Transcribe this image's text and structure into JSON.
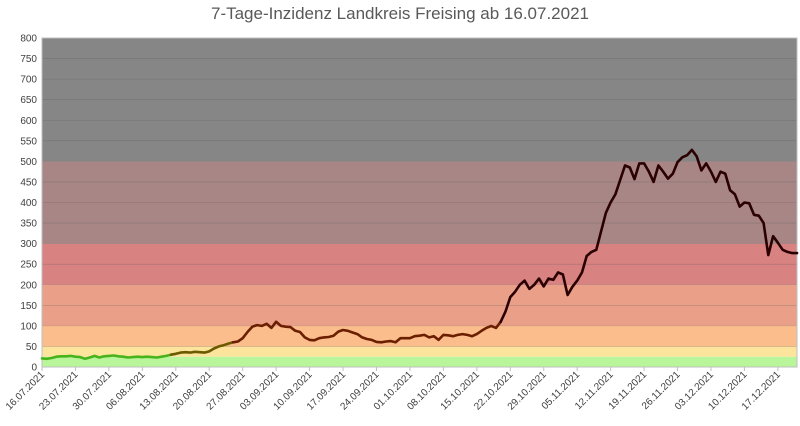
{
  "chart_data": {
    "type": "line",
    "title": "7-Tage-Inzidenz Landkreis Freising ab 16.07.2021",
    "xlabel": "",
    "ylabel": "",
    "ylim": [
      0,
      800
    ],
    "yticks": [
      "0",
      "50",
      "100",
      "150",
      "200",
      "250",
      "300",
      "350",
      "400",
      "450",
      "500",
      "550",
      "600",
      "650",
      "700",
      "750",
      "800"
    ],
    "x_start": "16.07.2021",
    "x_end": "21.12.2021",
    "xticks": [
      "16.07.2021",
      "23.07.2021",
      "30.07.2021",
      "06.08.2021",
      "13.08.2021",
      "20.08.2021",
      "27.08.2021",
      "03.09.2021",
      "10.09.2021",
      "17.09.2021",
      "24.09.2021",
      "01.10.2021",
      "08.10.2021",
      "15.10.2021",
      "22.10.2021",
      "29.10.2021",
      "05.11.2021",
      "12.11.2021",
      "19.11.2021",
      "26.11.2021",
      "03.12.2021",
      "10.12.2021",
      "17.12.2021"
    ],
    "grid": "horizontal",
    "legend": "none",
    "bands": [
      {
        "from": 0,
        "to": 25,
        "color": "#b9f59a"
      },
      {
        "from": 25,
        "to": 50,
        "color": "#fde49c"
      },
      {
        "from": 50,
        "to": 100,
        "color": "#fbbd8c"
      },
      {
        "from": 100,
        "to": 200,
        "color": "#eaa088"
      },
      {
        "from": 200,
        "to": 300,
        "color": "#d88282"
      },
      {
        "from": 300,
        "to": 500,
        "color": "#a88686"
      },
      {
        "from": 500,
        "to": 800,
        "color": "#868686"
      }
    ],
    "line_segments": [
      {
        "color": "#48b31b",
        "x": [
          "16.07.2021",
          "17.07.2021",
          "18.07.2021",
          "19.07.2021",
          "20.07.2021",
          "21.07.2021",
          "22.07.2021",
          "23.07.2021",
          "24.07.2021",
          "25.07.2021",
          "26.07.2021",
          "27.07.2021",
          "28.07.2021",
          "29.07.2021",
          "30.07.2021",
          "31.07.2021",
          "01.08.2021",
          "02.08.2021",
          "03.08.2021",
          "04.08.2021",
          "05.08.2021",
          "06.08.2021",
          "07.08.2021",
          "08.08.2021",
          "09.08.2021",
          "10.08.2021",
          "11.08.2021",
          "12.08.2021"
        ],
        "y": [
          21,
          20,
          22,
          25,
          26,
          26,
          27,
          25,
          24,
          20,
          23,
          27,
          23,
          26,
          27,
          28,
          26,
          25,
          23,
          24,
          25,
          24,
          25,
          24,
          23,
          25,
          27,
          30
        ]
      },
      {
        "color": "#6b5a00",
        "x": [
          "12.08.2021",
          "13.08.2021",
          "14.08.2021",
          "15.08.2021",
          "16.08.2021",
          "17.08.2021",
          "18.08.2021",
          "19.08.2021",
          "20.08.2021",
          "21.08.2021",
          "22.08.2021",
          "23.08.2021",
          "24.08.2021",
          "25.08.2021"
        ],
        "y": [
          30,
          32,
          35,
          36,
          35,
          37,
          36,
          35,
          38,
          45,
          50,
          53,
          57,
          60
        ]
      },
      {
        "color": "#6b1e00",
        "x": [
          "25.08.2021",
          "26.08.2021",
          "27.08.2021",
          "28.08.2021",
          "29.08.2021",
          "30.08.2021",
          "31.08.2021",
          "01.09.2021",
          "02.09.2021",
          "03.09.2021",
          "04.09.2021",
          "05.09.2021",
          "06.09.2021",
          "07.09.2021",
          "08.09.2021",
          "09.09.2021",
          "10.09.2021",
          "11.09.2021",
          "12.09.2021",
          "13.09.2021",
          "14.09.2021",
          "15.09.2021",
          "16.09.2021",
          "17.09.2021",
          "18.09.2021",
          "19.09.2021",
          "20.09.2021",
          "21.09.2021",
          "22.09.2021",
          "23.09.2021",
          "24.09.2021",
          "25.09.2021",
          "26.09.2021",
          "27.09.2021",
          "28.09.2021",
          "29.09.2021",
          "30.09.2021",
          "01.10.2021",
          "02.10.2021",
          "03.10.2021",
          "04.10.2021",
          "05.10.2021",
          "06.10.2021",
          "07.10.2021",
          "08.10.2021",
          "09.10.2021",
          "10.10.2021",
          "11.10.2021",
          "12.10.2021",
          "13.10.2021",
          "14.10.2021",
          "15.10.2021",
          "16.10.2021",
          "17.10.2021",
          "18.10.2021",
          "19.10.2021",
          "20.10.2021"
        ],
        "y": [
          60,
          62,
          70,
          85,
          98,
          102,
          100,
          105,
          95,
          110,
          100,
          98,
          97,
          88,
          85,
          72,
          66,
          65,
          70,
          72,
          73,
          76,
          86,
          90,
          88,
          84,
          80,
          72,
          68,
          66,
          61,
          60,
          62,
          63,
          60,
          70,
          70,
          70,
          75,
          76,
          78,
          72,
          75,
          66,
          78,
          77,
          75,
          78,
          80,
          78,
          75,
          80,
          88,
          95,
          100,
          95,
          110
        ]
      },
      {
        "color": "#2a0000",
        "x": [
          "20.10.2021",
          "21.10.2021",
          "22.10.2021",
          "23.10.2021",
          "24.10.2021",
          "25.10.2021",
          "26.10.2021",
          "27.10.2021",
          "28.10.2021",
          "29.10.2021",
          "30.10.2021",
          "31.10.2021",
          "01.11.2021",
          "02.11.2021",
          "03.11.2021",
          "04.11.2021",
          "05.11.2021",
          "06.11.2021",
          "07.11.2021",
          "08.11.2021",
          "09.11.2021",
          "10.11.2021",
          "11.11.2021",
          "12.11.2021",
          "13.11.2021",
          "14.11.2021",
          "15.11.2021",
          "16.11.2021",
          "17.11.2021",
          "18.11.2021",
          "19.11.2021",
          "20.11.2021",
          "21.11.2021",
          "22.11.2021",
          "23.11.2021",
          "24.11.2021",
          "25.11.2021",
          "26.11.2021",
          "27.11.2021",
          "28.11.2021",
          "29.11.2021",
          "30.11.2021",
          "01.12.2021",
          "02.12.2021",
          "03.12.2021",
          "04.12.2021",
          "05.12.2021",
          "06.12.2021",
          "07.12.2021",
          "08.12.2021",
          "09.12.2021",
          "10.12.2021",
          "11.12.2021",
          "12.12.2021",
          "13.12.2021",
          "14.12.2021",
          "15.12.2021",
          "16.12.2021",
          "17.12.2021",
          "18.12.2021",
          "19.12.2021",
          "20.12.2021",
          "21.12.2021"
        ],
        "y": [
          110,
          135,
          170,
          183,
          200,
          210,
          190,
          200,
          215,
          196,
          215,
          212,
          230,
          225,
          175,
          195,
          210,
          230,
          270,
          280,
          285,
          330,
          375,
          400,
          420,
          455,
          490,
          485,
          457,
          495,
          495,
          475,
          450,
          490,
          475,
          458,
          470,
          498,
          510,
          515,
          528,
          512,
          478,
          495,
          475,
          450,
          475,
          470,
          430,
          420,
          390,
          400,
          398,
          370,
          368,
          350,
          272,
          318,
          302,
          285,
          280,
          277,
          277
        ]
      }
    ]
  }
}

...

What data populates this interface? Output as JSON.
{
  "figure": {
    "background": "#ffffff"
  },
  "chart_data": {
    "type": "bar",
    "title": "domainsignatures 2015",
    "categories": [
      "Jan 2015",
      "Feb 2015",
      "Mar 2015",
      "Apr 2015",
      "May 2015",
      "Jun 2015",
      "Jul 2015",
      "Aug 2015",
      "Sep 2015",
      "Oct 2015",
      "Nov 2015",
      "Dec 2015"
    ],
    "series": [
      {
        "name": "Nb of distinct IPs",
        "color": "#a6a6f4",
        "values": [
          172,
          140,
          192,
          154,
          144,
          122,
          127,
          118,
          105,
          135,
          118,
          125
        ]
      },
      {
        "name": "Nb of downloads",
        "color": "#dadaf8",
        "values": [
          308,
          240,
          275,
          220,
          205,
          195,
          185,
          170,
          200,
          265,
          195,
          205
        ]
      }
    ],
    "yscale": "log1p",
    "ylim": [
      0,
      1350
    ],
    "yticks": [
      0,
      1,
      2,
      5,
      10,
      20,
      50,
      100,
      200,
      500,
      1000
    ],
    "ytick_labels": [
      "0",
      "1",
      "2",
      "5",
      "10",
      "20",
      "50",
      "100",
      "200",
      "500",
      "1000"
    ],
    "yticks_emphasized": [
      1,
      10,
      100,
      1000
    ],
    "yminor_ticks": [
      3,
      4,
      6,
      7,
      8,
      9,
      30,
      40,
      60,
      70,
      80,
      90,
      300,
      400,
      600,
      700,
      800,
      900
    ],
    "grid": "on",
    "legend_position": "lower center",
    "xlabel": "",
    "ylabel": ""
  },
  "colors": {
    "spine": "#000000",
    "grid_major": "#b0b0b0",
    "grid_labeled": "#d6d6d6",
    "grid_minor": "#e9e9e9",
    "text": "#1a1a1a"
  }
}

_Task description_. Copy down every line of the material above that includes the string "from".

_Output of the exercise_.
        "from": 0,
        "from": 25,
        "from": 50,
        "from": 100,
        "from": 200,
        "from": 300,
        "from": 500,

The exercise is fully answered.